EXERCISE REQUIREMENTS: List every line below containing "base".

INFORMATION PROVIDED:
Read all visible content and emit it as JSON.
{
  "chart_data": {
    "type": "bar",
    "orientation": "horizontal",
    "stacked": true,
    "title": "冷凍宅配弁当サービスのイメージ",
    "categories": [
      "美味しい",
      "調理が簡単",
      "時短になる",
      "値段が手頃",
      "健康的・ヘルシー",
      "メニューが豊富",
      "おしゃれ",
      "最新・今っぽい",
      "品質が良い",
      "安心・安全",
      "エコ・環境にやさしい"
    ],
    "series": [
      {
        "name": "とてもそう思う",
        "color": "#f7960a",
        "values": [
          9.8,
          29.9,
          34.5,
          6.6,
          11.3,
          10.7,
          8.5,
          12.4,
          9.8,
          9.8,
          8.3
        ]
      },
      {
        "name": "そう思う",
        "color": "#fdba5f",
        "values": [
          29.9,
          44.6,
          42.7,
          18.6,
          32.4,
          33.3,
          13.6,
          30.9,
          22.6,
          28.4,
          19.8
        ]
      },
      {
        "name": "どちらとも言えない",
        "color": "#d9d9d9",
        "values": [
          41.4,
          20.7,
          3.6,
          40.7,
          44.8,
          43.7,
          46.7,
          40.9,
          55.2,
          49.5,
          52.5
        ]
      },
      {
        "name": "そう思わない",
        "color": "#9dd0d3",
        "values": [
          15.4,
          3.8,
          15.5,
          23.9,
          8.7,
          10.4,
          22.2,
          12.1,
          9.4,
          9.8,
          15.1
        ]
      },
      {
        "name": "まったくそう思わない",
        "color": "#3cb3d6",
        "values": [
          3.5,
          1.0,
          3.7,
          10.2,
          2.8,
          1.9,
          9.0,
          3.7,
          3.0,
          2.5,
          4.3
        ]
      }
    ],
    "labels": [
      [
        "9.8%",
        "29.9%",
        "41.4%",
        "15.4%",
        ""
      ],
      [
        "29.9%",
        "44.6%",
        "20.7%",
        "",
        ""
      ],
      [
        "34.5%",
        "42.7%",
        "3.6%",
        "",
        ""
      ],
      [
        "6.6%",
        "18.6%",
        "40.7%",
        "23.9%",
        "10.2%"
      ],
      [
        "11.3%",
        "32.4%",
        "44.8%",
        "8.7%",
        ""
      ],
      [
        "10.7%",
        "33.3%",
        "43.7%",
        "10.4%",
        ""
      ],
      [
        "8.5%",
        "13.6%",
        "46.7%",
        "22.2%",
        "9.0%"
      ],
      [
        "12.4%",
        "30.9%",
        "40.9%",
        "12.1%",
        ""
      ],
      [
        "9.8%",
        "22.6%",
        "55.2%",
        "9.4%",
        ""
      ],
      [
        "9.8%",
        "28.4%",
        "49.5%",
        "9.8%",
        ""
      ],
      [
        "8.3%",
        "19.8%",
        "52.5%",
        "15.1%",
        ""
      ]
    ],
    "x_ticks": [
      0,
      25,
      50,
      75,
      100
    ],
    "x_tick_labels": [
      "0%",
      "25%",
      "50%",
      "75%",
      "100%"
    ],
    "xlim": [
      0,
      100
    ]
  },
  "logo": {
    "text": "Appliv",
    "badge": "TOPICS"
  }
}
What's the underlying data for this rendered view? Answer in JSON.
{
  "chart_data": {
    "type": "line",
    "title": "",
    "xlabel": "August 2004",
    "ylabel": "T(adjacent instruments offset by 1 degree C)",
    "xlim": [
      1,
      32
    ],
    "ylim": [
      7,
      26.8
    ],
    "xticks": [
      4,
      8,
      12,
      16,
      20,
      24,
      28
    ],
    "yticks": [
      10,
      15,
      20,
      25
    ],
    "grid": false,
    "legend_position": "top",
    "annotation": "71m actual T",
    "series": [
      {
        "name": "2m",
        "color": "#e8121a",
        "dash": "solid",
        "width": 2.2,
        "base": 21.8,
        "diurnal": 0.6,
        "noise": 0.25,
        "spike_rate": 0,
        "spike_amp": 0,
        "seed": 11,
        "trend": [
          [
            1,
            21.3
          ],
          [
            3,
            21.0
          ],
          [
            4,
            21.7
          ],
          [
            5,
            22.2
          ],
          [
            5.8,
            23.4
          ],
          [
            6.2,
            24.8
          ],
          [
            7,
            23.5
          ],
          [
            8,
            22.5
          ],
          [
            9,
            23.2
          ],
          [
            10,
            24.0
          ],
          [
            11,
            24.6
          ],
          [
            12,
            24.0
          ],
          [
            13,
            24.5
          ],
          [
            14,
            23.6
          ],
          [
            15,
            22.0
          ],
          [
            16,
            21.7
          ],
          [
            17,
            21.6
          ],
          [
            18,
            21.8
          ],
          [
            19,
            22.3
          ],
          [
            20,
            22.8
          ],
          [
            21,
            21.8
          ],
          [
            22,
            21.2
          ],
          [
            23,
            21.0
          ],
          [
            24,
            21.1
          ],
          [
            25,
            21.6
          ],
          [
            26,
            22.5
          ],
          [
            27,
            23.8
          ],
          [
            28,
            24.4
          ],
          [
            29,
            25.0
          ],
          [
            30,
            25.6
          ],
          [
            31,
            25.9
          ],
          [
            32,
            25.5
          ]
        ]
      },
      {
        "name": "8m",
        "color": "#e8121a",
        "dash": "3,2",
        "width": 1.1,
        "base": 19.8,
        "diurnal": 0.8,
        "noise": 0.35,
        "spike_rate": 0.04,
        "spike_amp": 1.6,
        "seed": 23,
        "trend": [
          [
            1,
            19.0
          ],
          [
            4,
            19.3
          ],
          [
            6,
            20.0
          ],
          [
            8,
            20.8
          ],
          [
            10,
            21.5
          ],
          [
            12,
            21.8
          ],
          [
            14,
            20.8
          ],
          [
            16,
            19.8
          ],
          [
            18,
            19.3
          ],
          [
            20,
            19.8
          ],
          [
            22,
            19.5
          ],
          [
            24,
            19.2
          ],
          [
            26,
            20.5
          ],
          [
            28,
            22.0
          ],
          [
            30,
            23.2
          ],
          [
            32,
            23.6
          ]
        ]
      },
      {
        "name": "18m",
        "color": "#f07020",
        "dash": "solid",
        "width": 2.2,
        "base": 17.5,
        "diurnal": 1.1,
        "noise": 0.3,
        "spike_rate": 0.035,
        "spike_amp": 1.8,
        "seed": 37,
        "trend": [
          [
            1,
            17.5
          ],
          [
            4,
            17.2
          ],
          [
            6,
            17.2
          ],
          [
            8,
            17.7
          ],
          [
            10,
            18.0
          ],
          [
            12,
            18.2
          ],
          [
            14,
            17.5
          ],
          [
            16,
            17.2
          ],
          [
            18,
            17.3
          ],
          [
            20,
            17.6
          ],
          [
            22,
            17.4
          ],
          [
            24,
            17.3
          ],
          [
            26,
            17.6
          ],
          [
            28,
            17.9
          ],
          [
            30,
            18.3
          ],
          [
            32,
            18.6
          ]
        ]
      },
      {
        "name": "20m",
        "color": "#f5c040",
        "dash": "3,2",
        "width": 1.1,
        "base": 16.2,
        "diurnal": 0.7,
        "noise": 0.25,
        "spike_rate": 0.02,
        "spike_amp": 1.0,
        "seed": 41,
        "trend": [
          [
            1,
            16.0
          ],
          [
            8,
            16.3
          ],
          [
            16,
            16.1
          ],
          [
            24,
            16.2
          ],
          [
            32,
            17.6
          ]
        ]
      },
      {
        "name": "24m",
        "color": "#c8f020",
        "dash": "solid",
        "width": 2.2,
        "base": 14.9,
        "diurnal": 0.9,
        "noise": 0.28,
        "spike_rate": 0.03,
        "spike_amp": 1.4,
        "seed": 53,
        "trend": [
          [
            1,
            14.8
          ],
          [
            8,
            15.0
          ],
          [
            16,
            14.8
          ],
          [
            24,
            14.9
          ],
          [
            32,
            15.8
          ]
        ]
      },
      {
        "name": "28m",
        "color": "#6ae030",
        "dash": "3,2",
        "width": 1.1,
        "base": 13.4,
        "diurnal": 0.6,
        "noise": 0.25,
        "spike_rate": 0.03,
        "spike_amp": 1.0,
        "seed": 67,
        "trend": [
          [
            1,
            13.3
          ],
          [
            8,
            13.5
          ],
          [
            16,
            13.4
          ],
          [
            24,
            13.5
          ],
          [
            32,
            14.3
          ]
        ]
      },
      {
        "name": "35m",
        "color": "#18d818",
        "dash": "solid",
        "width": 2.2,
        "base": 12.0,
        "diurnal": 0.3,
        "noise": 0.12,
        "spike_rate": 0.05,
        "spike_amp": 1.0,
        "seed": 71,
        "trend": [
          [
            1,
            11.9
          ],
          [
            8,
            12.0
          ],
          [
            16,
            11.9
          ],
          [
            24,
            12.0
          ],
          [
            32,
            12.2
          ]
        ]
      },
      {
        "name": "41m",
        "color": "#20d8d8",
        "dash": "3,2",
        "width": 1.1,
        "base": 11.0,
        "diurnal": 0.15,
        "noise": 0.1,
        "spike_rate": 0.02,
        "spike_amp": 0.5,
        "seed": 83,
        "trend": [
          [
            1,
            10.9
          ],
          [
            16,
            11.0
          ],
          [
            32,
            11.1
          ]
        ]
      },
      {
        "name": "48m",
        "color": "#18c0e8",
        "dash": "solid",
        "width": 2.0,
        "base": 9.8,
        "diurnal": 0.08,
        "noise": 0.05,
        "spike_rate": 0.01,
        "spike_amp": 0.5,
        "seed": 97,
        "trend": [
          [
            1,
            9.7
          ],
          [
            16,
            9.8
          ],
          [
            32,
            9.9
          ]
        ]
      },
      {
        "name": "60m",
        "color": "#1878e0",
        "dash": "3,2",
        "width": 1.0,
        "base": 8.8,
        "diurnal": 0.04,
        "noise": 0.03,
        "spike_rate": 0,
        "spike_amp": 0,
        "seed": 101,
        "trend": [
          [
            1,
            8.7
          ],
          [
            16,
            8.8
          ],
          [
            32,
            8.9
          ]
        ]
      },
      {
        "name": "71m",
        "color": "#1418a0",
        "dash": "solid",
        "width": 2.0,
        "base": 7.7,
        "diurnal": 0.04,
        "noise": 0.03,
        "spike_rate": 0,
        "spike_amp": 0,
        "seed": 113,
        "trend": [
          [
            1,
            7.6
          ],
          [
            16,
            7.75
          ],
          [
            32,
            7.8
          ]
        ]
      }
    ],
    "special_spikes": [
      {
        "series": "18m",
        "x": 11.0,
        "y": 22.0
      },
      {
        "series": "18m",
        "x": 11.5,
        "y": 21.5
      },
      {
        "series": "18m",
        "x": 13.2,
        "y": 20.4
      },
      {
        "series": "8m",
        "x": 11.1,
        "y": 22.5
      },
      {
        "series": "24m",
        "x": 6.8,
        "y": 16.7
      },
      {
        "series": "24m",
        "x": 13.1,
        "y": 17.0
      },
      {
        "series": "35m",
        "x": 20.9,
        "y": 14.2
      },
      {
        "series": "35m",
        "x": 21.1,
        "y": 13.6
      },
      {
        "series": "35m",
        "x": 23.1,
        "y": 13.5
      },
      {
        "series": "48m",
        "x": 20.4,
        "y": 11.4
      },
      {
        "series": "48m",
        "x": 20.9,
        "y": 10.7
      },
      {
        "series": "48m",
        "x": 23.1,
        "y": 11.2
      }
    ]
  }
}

COMPLETE RESPONSE:
        "base": 21.8,
        "base": 19.8,
        "base": 17.5,
        "base": 16.2,
        "base": 14.9,
        "base": 13.4,
        "base": 12.0,
        "base": 11.0,
        "base": 9.8,
        "base": 8.8,
        "base": 7.7,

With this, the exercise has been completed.